__JOB__
Every entry below should be repeated exactly; the pictures should not.

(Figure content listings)

########

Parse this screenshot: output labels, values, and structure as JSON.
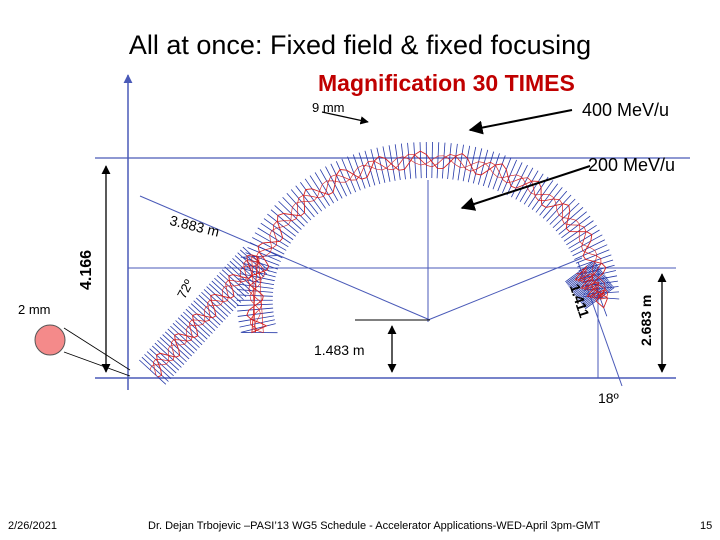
{
  "slide": {
    "title": "All at once: Fixed field & fixed focusing",
    "subtitle": "Magnification 30 TIMES",
    "page_number": "15"
  },
  "labels": {
    "beam_size_top": "9 mm",
    "beam_size_left": "2 mm",
    "energy_high": "400 MeV/u",
    "energy_low": "200 MeV/u",
    "radius": "3.883 m",
    "angle_main": "72º",
    "height": "4.166",
    "chord": "1.411",
    "offset": "1.483 m",
    "side_height": "2.683 m",
    "angle_small": "18º"
  },
  "footer": {
    "date": "2/26/2021",
    "credit": "Dr. Dejan Trbojevic –PASI’13 WG5 Schedule - Accelerator Applications-WED-April 3pm-GMT"
  },
  "colors": {
    "magnet_blue": "#2438a8",
    "orbit_red": "#d42020",
    "line_blue": "#4a5ab8",
    "beam_spot": "#f48a8a"
  }
}
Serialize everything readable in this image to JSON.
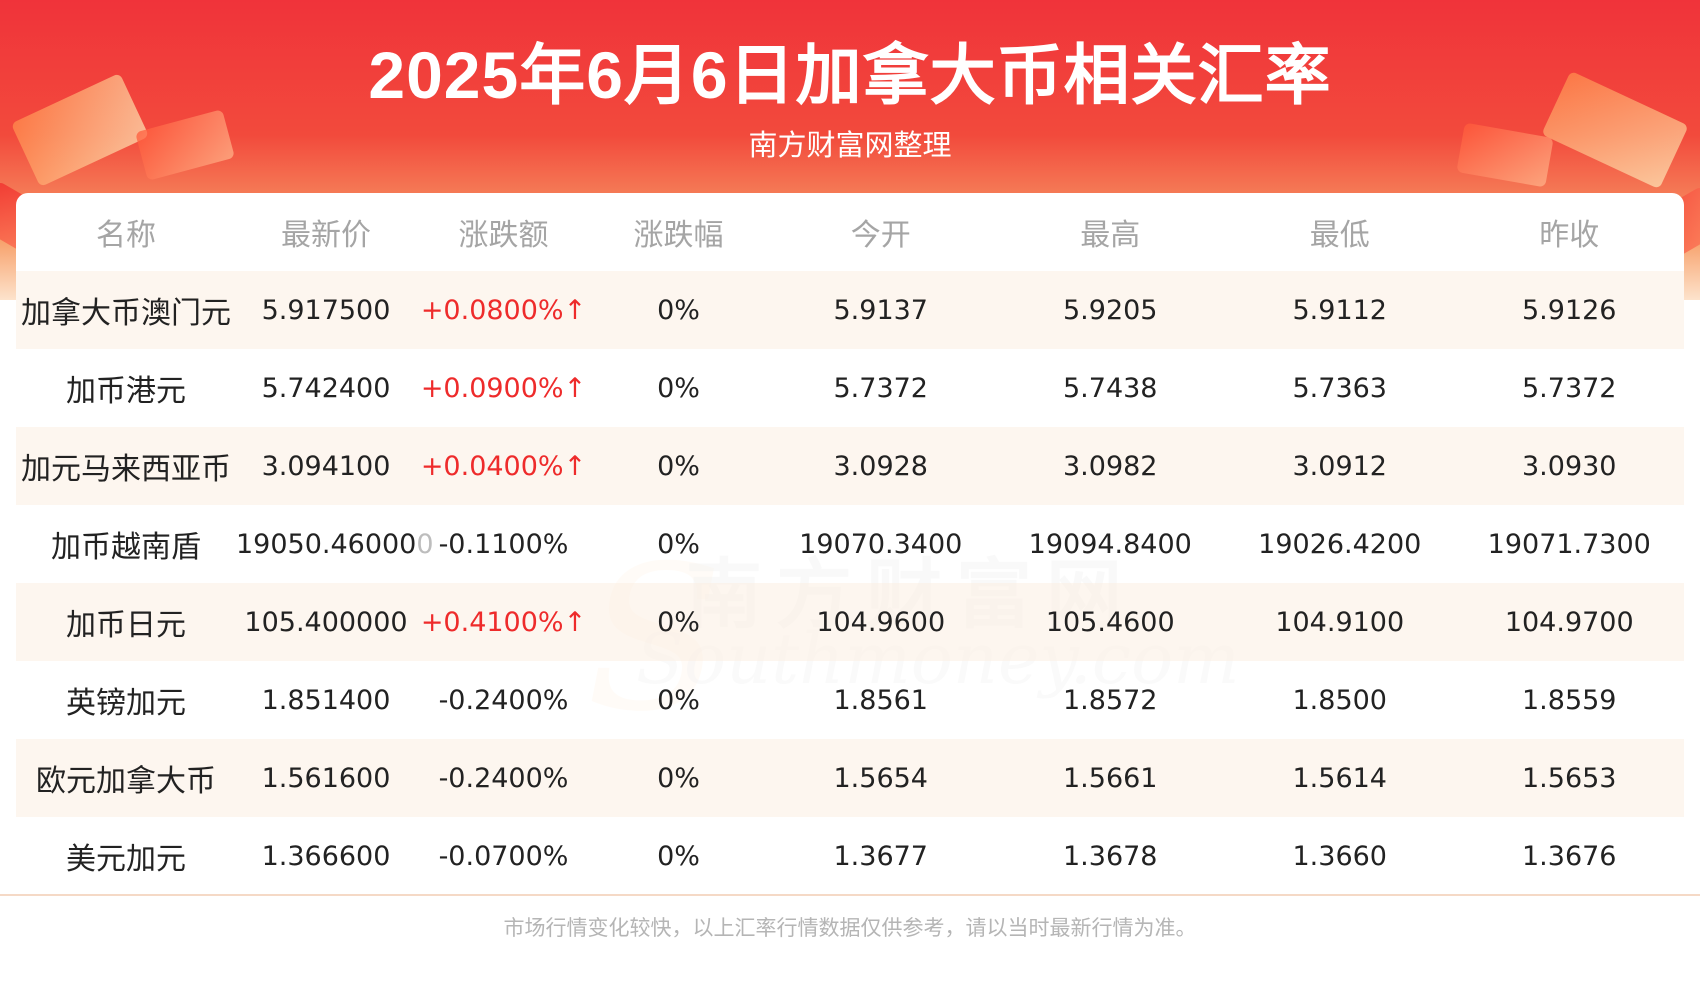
{
  "header": {
    "title": "2025年6月6日加拿大币相关汇率",
    "subtitle": "南方财富网整理"
  },
  "table": {
    "columns": [
      "名称",
      "最新价",
      "涨跌额",
      "涨跌幅",
      "今开",
      "最高",
      "最低",
      "昨收"
    ],
    "rows": [
      {
        "name": "加拿大币澳门元",
        "latest": "5.917500",
        "change": "+0.0800%↑",
        "pct": "0%",
        "open": "5.9137",
        "high": "5.9205",
        "low": "5.9112",
        "prev": "5.9126",
        "direction": "up"
      },
      {
        "name": "加币港元",
        "latest": "5.742400",
        "change": "+0.0900%↑",
        "pct": "0%",
        "open": "5.7372",
        "high": "5.7438",
        "low": "5.7363",
        "prev": "5.7372",
        "direction": "up"
      },
      {
        "name": "加元马来西亚币",
        "latest": "3.094100",
        "change": "+0.0400%↑",
        "pct": "0%",
        "open": "3.0928",
        "high": "3.0982",
        "low": "3.0912",
        "prev": "3.0930",
        "direction": "up"
      },
      {
        "name": "加币越南盾",
        "latest": "19050.460000",
        "change": "-0.1100%",
        "pct": "0%",
        "open": "19070.3400",
        "high": "19094.8400",
        "low": "19026.4200",
        "prev": "19071.7300",
        "direction": "down"
      },
      {
        "name": "加币日元",
        "latest": "105.400000",
        "change": "+0.4100%↑",
        "pct": "0%",
        "open": "104.9600",
        "high": "105.4600",
        "low": "104.9100",
        "prev": "104.9700",
        "direction": "up"
      },
      {
        "name": "英镑加元",
        "latest": "1.851400",
        "change": "-0.2400%",
        "pct": "0%",
        "open": "1.8561",
        "high": "1.8572",
        "low": "1.8500",
        "prev": "1.8559",
        "direction": "down"
      },
      {
        "name": "欧元加拿大币",
        "latest": "1.561600",
        "change": "-0.2400%",
        "pct": "0%",
        "open": "1.5654",
        "high": "1.5661",
        "low": "1.5614",
        "prev": "1.5653",
        "direction": "down"
      },
      {
        "name": "美元加元",
        "latest": "1.366600",
        "change": "-0.0700%",
        "pct": "0%",
        "open": "1.3677",
        "high": "1.3678",
        "low": "1.3660",
        "prev": "1.3676",
        "direction": "down"
      }
    ]
  },
  "watermark": {
    "cn": "南方财富网",
    "en": "Southmoney.com"
  },
  "footer": {
    "note": "市场行情变化较快，以上汇率行情数据仅供参考，请以当时最新行情为准。"
  },
  "colors": {
    "up": "#ee2b2b",
    "banner": "#f0333a",
    "row_alt": "#fdf4ec"
  }
}
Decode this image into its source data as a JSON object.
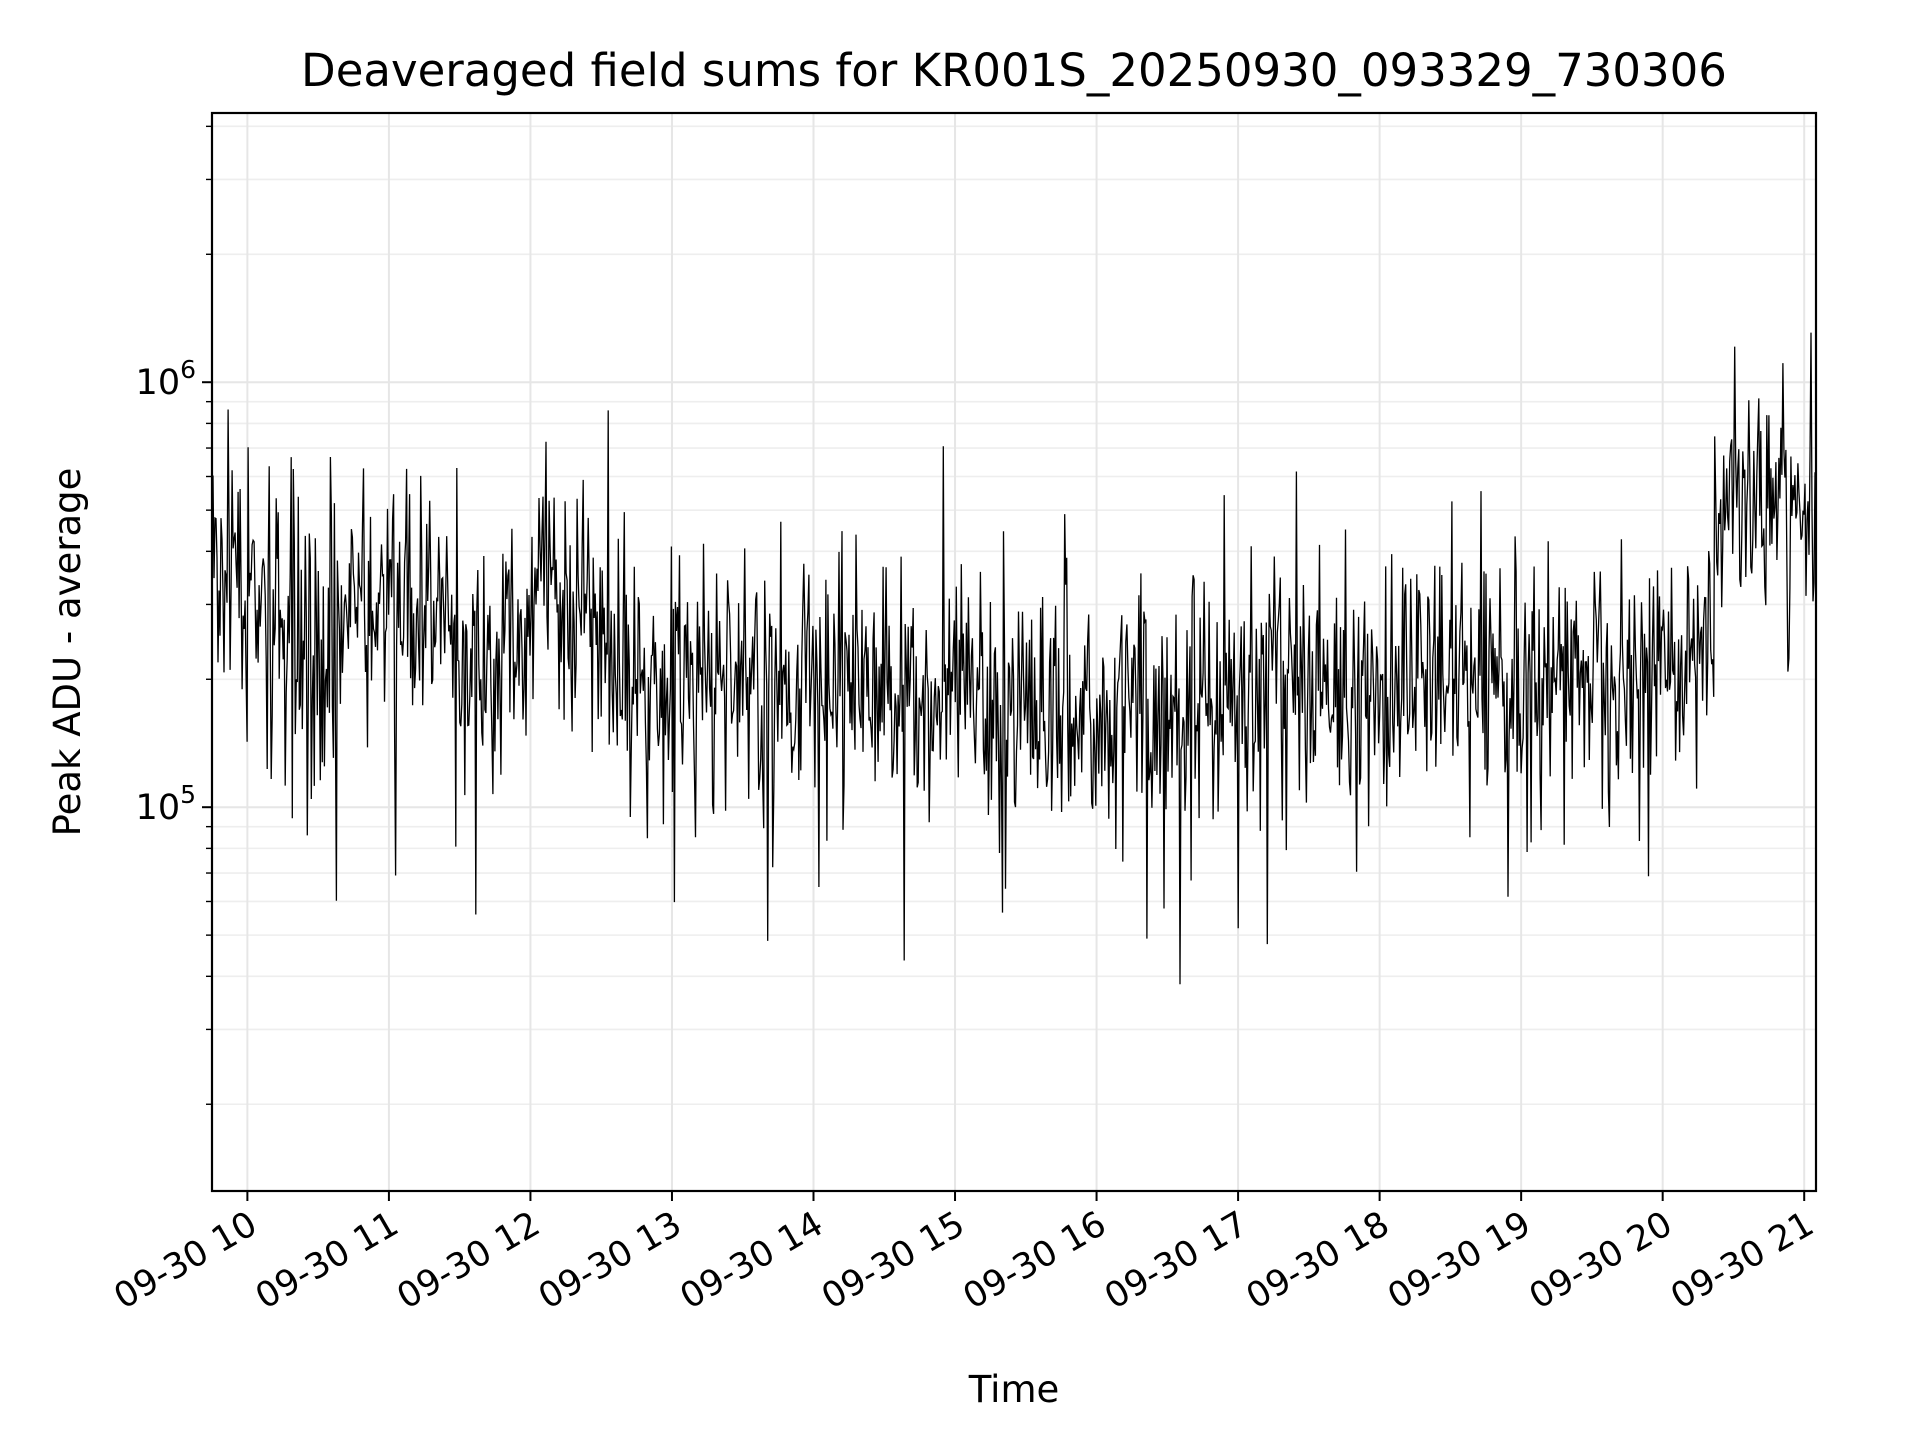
{
  "chart_data": {
    "type": "line",
    "title": "Deaveraged field sums for KR001S_20250930_093329_730306",
    "xlabel": "Time",
    "ylabel": "Peak ADU - average",
    "yscale": "log",
    "ylim": [
      12500,
      4300000
    ],
    "xlim": [
      "09-30 09:45",
      "09-30 21:05"
    ],
    "grid": true,
    "x_tick_labels": [
      "09-30 10",
      "09-30 11",
      "09-30 12",
      "09-30 13",
      "09-30 14",
      "09-30 15",
      "09-30 16",
      "09-30 17",
      "09-30 18",
      "09-30 19",
      "09-30 20",
      "09-30 21"
    ],
    "y_tick_labels": [
      {
        "value": 100000,
        "base": "10",
        "exp": "5"
      },
      {
        "value": 1000000,
        "base": "10",
        "exp": "6"
      }
    ],
    "series": [
      {
        "color": "#000000",
        "x": [
          "09-30 09:45",
          "09-30 10:00",
          "09-30 10:15",
          "09-30 10:30",
          "09-30 10:45",
          "09-30 11:00",
          "09-30 11:15",
          "09-30 11:30",
          "09-30 11:45",
          "09-30 12:00",
          "09-30 12:15",
          "09-30 12:30",
          "09-30 12:45",
          "09-30 13:00",
          "09-30 13:15",
          "09-30 13:30",
          "09-30 13:45",
          "09-30 14:00",
          "09-30 14:15",
          "09-30 14:30",
          "09-30 14:45",
          "09-30 15:00",
          "09-30 15:15",
          "09-30 15:30",
          "09-30 15:45",
          "09-30 16:00",
          "09-30 16:15",
          "09-30 16:30",
          "09-30 16:45",
          "09-30 17:00",
          "09-30 17:15",
          "09-30 17:30",
          "09-30 17:45",
          "09-30 18:00",
          "09-30 18:15",
          "09-30 18:30",
          "09-30 18:45",
          "09-30 19:00",
          "09-30 19:15",
          "09-30 19:30",
          "09-30 19:45",
          "09-30 20:00",
          "09-30 20:15",
          "09-30 20:30",
          "09-30 20:45",
          "09-30 21:00"
        ],
        "y": [
          350000,
          320000,
          250000,
          230000,
          310000,
          280000,
          300000,
          200000,
          220000,
          300000,
          320000,
          250000,
          210000,
          190000,
          200000,
          210000,
          205000,
          200000,
          200000,
          190000,
          185000,
          180000,
          170000,
          165000,
          160000,
          165000,
          175000,
          180000,
          180000,
          185000,
          190000,
          195000,
          200000,
          205000,
          210000,
          205000,
          200000,
          195000,
          200000,
          195000,
          200000,
          210000,
          230000,
          550000,
          560000,
          520000
        ]
      }
    ]
  }
}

########

__ANSWER TO THIS EXERCISE__
Parse this screenshot: output labels, values, and structure as JSON.
{
  "slide": {
    "title": "All at once: Fixed field & fixed focusing",
    "subtitle": "Magnification 30 TIMES",
    "page_number": "15"
  },
  "labels": {
    "beam_size_top": "9 mm",
    "beam_size_left": "2 mm",
    "energy_high": "400 MeV/u",
    "energy_low": "200 MeV/u",
    "radius": "3.883 m",
    "angle_main": "72º",
    "height": "4.166",
    "chord": "1.411",
    "offset": "1.483 m",
    "side_height": "2.683 m",
    "angle_small": "18º"
  },
  "footer": {
    "date": "2/26/2021",
    "credit": "Dr. Dejan Trbojevic –PASI’13 WG5 Schedule - Accelerator Applications-WED-April 3pm-GMT"
  },
  "colors": {
    "magnet_blue": "#2438a8",
    "orbit_red": "#d42020",
    "line_blue": "#4a5ab8",
    "beam_spot": "#f48a8a"
  }
}
Serialize everything readable in this image to JSON.
{
  "header": {
    "title": "2025年6月6日加拿大币相关汇率",
    "subtitle": "南方财富网整理"
  },
  "table": {
    "columns": [
      "名称",
      "最新价",
      "涨跌额",
      "涨跌幅",
      "今开",
      "最高",
      "最低",
      "昨收"
    ],
    "rows": [
      {
        "name": "加拿大币澳门元",
        "latest": "5.917500",
        "change": "+0.0800%↑",
        "pct": "0%",
        "open": "5.9137",
        "high": "5.9205",
        "low": "5.9112",
        "prev": "5.9126",
        "direction": "up"
      },
      {
        "name": "加币港元",
        "latest": "5.742400",
        "change": "+0.0900%↑",
        "pct": "0%",
        "open": "5.7372",
        "high": "5.7438",
        "low": "5.7363",
        "prev": "5.7372",
        "direction": "up"
      },
      {
        "name": "加元马来西亚币",
        "latest": "3.094100",
        "change": "+0.0400%↑",
        "pct": "0%",
        "open": "3.0928",
        "high": "3.0982",
        "low": "3.0912",
        "prev": "3.0930",
        "direction": "up"
      },
      {
        "name": "加币越南盾",
        "latest": "19050.460000",
        "change": "-0.1100%",
        "pct": "0%",
        "open": "19070.3400",
        "high": "19094.8400",
        "low": "19026.4200",
        "prev": "19071.7300",
        "direction": "down"
      },
      {
        "name": "加币日元",
        "latest": "105.400000",
        "change": "+0.4100%↑",
        "pct": "0%",
        "open": "104.9600",
        "high": "105.4600",
        "low": "104.9100",
        "prev": "104.9700",
        "direction": "up"
      },
      {
        "name": "英镑加元",
        "latest": "1.851400",
        "change": "-0.2400%",
        "pct": "0%",
        "open": "1.8561",
        "high": "1.8572",
        "low": "1.8500",
        "prev": "1.8559",
        "direction": "down"
      },
      {
        "name": "欧元加拿大币",
        "latest": "1.561600",
        "change": "-0.2400%",
        "pct": "0%",
        "open": "1.5654",
        "high": "1.5661",
        "low": "1.5614",
        "prev": "1.5653",
        "direction": "down"
      },
      {
        "name": "美元加元",
        "latest": "1.366600",
        "change": "-0.0700%",
        "pct": "0%",
        "open": "1.3677",
        "high": "1.3678",
        "low": "1.3660",
        "prev": "1.3676",
        "direction": "down"
      }
    ]
  },
  "watermark": {
    "cn": "南方财富网",
    "en": "Southmoney.com"
  },
  "footer": {
    "note": "市场行情变化较快，以上汇率行情数据仅供参考，请以当时最新行情为准。"
  },
  "colors": {
    "up": "#ee2b2b",
    "banner": "#f0333a",
    "row_alt": "#fdf4ec"
  }
}
Decode this image into its source data as a JSON object.
{
  "chart_data": {
    "type": "line",
    "title": "Deaveraged field sums for KR001S_20250930_093329_730306",
    "xlabel": "Time",
    "ylabel": "Peak ADU - average",
    "yscale": "log",
    "ylim": [
      12500,
      4300000
    ],
    "xlim": [
      "09-30 09:45",
      "09-30 21:05"
    ],
    "grid": true,
    "x_tick_labels": [
      "09-30 10",
      "09-30 11",
      "09-30 12",
      "09-30 13",
      "09-30 14",
      "09-30 15",
      "09-30 16",
      "09-30 17",
      "09-30 18",
      "09-30 19",
      "09-30 20",
      "09-30 21"
    ],
    "y_tick_labels": [
      {
        "value": 100000,
        "base": "10",
        "exp": "5"
      },
      {
        "value": 1000000,
        "base": "10",
        "exp": "6"
      }
    ],
    "series": [
      {
        "color": "#000000",
        "x": [
          "09-30 09:45",
          "09-30 10:00",
          "09-30 10:15",
          "09-30 10:30",
          "09-30 10:45",
          "09-30 11:00",
          "09-30 11:15",
          "09-30 11:30",
          "09-30 11:45",
          "09-30 12:00",
          "09-30 12:15",
          "09-30 12:30",
          "09-30 12:45",
          "09-30 13:00",
          "09-30 13:15",
          "09-30 13:30",
          "09-30 13:45",
          "09-30 14:00",
          "09-30 14:15",
          "09-30 14:30",
          "09-30 14:45",
          "09-30 15:00",
          "09-30 15:15",
          "09-30 15:30",
          "09-30 15:45",
          "09-30 16:00",
          "09-30 16:15",
          "09-30 16:30",
          "09-30 16:45",
          "09-30 17:00",
          "09-30 17:15",
          "09-30 17:30",
          "09-30 17:45",
          "09-30 18:00",
          "09-30 18:15",
          "09-30 18:30",
          "09-30 18:45",
          "09-30 19:00",
          "09-30 19:15",
          "09-30 19:30",
          "09-30 19:45",
          "09-30 20:00",
          "09-30 20:15",
          "09-30 20:30",
          "09-30 20:45",
          "09-30 21:00"
        ],
        "y": [
          350000,
          320000,
          250000,
          230000,
          310000,
          280000,
          300000,
          200000,
          220000,
          300000,
          320000,
          250000,
          210000,
          190000,
          200000,
          210000,
          205000,
          200000,
          200000,
          190000,
          185000,
          180000,
          170000,
          165000,
          160000,
          165000,
          175000,
          180000,
          180000,
          185000,
          190000,
          195000,
          200000,
          205000,
          210000,
          205000,
          200000,
          195000,
          200000,
          195000,
          200000,
          210000,
          230000,
          550000,
          560000,
          520000
        ]
      }
    ]
  }
}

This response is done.